> [Problem]:
Please give the entries below as a Markdown table with the columns Row and Line, numbering each nonblank line in order and leaving out blank lines.

###

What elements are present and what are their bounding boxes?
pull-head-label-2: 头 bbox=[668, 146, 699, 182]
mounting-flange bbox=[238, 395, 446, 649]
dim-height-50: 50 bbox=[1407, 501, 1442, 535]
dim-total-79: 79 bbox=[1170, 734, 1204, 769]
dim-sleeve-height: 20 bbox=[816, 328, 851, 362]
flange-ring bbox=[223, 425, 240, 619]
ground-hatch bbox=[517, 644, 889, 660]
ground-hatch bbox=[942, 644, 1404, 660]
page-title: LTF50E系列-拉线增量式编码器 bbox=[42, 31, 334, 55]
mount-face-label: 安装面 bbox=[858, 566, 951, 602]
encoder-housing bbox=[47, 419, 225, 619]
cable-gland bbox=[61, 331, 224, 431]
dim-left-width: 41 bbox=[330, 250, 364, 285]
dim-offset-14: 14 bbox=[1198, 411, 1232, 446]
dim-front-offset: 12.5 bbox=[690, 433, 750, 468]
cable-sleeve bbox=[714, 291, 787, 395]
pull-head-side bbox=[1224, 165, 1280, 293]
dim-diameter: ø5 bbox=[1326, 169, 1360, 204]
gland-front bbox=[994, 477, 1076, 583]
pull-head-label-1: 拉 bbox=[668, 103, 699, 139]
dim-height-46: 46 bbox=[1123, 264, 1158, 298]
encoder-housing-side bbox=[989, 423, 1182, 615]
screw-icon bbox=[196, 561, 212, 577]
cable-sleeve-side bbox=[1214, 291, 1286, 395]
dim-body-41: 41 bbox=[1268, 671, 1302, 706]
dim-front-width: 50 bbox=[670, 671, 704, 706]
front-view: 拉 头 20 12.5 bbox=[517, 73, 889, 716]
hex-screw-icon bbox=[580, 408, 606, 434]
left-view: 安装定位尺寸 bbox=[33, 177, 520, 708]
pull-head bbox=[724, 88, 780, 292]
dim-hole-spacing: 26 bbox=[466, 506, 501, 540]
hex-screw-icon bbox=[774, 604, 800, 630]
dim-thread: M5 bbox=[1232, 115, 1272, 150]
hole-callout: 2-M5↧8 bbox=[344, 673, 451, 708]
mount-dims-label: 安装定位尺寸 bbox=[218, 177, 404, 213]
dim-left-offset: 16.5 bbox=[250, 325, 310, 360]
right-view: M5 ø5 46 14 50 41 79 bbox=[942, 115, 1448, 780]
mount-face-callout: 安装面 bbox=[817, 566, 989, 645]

###

> [Exercise result]:
| Row | Line |
|---|---|
| 1 | What elements are present and what are their bounding boxes? |
| 2 | pull-head-label-2: 头 bbox=[668, 146, 699, 182] |
| 3 | mounting-flange bbox=[238, 395, 446, 649] |
| 4 | dim-height-50: 50 bbox=[1407, 501, 1442, 535] |
| 5 | dim-total-79: 79 bbox=[1170, 734, 1204, 769] |
| 6 | dim-sleeve-height: 20 bbox=[816, 328, 851, 362] |
| 7 | flange-ring bbox=[223, 425, 240, 619] |
| 8 | ground-hatch bbox=[517, 644, 889, 660] |
| 9 | ground-hatch bbox=[942, 644, 1404, 660] |
| 10 | page-title: LTF50E系列-拉线增量式编码器 bbox=[42, 31, 334, 55] |
| 11 | mount-face-label: 安装面 bbox=[858, 566, 951, 602] |
| 12 | encoder-housing bbox=[47, 419, 225, 619] |
| 13 | cable-gland bbox=[61, 331, 224, 431] |
| 14 | dim-left-width: 41 bbox=[330, 250, 364, 285] |
| 15 | dim-offset-14: 14 bbox=[1198, 411, 1232, 446] |
| 16 | dim-front-offset: 12.5 bbox=[690, 433, 750, 468] |
| 17 | cable-sleeve bbox=[714, 291, 787, 395] |
| 18 | pull-head-side bbox=[1224, 165, 1280, 293] |
| 19 | dim-diameter: ø5 bbox=[1326, 169, 1360, 204] |
| 20 | gland-front bbox=[994, 477, 1076, 583] |
| 21 | pull-head-label-1: 拉 bbox=[668, 103, 699, 139] |
| 22 | dim-height-46: 46 bbox=[1123, 264, 1158, 298] |
| 23 | encoder-housing-side bbox=[989, 423, 1182, 615] |
| 24 | screw-icon bbox=[196, 561, 212, 577] |
| 25 | cable-sleeve-side bbox=[1214, 291, 1286, 395] |
| 26 | dim-body-41: 41 bbox=[1268, 671, 1302, 706] |
| 27 | dim-front-width: 50 bbox=[670, 671, 704, 706] |
| 28 | front-view: 拉 头 20 12.5 bbox=[517, 73, 889, 716] |
| 29 | hex-screw-icon bbox=[580, 408, 606, 434] |
| 30 | left-view: 安装定位尺寸 bbox=[33, 177, 520, 708] |
| 31 | pull-head bbox=[724, 88, 780, 292] |
| 32 | dim-hole-spacing: 26 bbox=[466, 506, 501, 540] |
| 33 | hex-screw-icon bbox=[774, 604, 800, 630] |
| 34 | dim-thread: M5 bbox=[1232, 115, 1272, 150] |
| 35 | hole-callout: 2-M5↧8 bbox=[344, 673, 451, 708] |
| 36 | mount-dims-label: 安装定位尺寸 bbox=[218, 177, 404, 213] |
| 37 | dim-left-offset: 16.5 bbox=[250, 325, 310, 360] |
| 38 | right-view: M5 ø5 46 14 50 41 79 bbox=[942, 115, 1448, 780] |
| 39 | mount-face-callout: 安装面 bbox=[817, 566, 989, 645] |